DATA EXTRACT:
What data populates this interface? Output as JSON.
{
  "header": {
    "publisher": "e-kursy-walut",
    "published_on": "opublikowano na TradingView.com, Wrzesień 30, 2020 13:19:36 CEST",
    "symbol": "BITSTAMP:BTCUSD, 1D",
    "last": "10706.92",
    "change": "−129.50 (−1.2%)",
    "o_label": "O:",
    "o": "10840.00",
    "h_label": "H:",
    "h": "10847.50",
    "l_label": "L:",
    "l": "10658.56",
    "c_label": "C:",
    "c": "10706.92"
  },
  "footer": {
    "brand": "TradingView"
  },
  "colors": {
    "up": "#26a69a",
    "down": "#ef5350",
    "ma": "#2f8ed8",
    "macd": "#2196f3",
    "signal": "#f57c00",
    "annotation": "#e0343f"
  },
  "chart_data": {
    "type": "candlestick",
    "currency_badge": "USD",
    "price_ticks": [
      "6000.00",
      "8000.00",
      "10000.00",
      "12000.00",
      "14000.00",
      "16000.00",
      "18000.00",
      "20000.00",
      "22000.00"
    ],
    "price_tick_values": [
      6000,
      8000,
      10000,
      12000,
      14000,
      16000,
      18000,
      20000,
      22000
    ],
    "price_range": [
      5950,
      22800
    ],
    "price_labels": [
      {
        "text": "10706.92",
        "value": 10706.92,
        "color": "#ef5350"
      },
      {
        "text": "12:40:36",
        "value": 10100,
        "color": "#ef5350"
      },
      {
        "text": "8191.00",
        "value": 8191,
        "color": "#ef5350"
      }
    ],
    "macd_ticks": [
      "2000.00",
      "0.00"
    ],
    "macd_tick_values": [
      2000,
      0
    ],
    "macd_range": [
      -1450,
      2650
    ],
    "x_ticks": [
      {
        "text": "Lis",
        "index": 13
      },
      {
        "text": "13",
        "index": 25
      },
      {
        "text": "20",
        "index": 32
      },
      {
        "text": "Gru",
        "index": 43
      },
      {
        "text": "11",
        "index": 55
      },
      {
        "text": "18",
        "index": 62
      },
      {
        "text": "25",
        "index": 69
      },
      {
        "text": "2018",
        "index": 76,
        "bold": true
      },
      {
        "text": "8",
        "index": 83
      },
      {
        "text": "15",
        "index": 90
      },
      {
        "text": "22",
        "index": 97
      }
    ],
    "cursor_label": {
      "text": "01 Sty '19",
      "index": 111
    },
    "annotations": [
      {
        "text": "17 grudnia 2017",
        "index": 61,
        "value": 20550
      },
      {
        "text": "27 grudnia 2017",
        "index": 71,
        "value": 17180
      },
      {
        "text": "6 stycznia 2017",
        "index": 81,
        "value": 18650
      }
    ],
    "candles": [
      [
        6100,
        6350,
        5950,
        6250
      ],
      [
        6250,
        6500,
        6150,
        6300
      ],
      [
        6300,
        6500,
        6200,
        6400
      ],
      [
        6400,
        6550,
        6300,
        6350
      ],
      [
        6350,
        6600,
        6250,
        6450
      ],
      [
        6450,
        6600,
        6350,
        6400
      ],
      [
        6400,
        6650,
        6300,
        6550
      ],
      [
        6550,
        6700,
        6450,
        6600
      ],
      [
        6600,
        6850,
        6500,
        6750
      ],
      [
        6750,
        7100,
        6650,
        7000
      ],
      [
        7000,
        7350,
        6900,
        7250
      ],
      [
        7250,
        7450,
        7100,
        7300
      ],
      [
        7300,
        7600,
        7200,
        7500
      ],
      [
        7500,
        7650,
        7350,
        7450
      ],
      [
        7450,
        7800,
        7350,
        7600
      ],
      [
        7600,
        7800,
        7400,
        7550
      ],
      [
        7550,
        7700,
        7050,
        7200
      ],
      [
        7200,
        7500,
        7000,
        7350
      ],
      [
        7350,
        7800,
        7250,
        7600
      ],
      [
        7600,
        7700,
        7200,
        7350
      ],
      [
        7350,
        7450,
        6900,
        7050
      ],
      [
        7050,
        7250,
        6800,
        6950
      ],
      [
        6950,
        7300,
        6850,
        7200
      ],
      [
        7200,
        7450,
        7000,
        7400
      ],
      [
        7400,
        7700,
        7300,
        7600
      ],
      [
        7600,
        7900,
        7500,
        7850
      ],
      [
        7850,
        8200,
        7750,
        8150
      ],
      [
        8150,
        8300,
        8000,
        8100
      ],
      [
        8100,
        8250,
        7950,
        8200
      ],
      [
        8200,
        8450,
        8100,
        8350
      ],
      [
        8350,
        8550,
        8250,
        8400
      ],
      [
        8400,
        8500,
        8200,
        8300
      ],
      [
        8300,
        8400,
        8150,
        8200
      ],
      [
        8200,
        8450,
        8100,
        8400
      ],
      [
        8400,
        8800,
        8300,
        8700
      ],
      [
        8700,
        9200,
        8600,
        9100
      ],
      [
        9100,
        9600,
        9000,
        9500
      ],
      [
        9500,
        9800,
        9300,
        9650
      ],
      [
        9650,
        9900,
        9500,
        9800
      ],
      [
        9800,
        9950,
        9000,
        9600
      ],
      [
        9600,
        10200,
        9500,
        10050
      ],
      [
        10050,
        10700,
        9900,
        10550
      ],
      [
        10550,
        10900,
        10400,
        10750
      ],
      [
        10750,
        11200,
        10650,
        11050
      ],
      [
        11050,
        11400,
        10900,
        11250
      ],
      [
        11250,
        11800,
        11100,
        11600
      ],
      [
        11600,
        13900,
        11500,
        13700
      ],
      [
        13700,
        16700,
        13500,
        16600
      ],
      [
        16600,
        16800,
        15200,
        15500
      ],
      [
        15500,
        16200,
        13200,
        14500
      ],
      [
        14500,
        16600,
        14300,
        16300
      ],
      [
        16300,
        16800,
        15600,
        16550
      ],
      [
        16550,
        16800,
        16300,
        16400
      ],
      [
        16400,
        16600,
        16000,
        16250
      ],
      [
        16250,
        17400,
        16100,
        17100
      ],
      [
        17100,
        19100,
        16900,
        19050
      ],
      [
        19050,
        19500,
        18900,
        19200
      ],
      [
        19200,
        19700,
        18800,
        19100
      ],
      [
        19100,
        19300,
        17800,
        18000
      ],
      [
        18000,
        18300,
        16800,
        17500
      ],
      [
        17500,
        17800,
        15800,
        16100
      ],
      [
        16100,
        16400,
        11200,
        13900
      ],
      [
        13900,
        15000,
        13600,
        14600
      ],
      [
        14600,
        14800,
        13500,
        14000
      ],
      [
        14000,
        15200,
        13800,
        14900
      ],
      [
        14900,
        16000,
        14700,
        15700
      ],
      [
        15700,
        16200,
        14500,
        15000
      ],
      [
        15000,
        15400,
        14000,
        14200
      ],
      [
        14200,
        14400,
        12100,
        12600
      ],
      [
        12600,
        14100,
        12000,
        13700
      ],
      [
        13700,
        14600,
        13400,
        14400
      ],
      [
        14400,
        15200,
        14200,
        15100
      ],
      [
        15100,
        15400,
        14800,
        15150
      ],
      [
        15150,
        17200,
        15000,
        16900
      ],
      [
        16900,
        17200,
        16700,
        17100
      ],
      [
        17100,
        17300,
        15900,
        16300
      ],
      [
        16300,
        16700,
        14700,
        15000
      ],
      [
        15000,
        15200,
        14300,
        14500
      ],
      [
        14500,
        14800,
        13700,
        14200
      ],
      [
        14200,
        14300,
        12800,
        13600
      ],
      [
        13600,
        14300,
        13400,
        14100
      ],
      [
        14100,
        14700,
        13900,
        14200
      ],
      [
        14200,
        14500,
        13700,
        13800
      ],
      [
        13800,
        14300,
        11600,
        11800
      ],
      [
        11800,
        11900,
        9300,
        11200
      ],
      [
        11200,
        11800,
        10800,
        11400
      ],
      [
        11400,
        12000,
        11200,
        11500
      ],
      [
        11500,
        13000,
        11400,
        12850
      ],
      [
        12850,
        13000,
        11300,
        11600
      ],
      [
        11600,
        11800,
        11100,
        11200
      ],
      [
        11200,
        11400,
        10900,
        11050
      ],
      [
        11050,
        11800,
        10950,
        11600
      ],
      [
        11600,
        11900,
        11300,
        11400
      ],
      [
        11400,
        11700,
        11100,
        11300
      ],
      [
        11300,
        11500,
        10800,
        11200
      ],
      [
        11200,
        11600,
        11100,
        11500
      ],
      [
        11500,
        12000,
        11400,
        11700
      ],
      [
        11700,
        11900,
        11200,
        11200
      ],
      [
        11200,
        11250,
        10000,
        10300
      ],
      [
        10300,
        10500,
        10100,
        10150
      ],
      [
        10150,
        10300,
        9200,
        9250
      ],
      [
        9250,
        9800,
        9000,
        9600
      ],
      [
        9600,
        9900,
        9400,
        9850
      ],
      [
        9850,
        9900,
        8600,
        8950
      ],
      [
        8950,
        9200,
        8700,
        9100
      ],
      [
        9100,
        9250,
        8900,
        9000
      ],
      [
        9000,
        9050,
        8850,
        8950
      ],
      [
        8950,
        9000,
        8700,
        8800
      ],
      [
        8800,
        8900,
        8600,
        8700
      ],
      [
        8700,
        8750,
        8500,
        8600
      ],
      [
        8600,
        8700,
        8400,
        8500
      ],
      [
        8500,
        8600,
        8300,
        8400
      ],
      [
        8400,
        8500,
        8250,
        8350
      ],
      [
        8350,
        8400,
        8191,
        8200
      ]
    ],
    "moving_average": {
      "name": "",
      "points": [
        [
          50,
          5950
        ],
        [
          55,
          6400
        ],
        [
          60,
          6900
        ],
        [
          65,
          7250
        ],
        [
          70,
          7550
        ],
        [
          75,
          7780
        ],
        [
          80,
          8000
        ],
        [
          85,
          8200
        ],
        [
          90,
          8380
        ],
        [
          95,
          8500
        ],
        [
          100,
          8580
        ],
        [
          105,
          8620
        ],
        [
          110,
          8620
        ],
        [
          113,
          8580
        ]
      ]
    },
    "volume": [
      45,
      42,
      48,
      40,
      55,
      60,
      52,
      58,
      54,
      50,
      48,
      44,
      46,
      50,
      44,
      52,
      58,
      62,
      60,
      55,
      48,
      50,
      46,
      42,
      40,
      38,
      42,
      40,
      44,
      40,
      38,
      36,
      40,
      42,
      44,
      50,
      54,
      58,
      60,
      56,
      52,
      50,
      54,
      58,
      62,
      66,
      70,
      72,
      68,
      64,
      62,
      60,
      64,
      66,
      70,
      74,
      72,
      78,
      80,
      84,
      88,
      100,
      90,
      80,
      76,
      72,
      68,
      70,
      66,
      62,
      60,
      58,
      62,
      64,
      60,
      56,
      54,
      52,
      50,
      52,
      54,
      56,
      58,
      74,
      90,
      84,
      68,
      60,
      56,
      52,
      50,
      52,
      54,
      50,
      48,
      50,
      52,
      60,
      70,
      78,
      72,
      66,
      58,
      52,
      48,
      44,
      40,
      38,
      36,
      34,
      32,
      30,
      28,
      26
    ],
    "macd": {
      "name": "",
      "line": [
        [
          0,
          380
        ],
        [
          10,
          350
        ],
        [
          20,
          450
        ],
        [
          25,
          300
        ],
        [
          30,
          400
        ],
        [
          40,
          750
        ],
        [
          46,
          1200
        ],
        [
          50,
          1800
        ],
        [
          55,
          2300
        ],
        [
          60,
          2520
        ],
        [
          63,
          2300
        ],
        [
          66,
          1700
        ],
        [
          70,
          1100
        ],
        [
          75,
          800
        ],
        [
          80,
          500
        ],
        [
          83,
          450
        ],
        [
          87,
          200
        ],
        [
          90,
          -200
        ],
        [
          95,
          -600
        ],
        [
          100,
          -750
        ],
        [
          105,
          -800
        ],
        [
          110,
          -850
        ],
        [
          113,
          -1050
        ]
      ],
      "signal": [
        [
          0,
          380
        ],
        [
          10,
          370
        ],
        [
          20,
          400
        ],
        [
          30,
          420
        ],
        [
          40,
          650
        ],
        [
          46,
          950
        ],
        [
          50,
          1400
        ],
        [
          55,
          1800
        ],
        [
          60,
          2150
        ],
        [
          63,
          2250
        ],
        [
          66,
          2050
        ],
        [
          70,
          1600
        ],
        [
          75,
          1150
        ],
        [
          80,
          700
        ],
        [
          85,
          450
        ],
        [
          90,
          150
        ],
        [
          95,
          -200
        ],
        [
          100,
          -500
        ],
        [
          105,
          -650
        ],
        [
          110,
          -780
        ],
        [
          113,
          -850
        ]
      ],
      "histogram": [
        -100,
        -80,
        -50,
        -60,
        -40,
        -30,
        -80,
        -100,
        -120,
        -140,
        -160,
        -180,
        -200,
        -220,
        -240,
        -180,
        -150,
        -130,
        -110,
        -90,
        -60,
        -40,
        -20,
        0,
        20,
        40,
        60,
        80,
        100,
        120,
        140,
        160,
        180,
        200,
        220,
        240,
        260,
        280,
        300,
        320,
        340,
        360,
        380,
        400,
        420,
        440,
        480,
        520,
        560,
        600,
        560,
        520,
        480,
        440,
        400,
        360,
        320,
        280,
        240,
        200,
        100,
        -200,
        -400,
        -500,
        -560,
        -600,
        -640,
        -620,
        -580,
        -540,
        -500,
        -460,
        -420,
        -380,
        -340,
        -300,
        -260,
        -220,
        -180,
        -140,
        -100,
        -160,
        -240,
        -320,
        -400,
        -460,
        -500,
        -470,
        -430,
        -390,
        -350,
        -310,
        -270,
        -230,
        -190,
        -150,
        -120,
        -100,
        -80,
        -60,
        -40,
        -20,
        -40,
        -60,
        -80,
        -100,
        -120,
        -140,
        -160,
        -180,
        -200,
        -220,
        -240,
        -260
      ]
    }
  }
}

REQUEST: From the entries above, pull out each line that includes "TradingView".

ANSWER TO THE TASK:
    "published_on": "opublikowano na TradingView.com, Wrzesień 30, 2020 13:19:36 CEST",
    "brand": "TradingView"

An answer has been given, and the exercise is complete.